### Data shown
____
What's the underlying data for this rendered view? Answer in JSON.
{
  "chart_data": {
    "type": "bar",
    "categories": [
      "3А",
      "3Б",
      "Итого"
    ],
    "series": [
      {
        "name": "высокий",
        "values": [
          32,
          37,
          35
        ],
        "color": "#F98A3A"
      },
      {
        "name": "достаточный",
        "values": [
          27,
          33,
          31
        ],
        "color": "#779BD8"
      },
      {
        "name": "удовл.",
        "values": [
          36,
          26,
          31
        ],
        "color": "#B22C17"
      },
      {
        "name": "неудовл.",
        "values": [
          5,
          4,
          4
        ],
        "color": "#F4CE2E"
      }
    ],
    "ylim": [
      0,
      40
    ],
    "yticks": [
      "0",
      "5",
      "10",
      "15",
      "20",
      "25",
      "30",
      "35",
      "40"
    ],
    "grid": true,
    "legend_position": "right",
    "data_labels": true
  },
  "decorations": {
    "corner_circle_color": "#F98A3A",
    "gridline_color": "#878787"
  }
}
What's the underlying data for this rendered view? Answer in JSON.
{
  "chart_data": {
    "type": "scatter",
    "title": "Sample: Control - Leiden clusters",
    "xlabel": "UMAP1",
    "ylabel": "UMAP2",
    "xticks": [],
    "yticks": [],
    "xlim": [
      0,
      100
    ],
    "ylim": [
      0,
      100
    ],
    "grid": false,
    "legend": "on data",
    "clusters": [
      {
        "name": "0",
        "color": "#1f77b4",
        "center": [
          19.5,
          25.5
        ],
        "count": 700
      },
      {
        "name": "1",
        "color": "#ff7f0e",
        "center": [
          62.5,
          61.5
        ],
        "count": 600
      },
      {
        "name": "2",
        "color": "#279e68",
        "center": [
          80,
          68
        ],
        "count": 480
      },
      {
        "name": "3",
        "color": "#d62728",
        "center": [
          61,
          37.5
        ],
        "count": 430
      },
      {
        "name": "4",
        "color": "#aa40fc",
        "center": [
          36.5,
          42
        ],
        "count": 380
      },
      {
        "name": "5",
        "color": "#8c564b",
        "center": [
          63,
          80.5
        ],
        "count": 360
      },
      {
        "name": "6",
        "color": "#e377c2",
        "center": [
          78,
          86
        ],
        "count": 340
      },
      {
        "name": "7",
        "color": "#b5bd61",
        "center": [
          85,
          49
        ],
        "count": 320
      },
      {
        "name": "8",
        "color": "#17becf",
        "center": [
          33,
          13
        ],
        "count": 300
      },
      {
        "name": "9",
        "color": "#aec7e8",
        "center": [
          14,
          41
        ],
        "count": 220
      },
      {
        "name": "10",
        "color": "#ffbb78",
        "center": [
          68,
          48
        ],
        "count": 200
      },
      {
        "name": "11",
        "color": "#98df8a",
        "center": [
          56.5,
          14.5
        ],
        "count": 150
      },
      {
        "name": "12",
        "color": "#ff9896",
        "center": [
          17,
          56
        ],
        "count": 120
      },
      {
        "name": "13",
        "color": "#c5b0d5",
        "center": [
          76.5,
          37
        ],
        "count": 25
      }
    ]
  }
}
____
### Your instructions
Only the number is wanted: how many lines of these entries contain the string "clusters"?

### Response for this exercise
2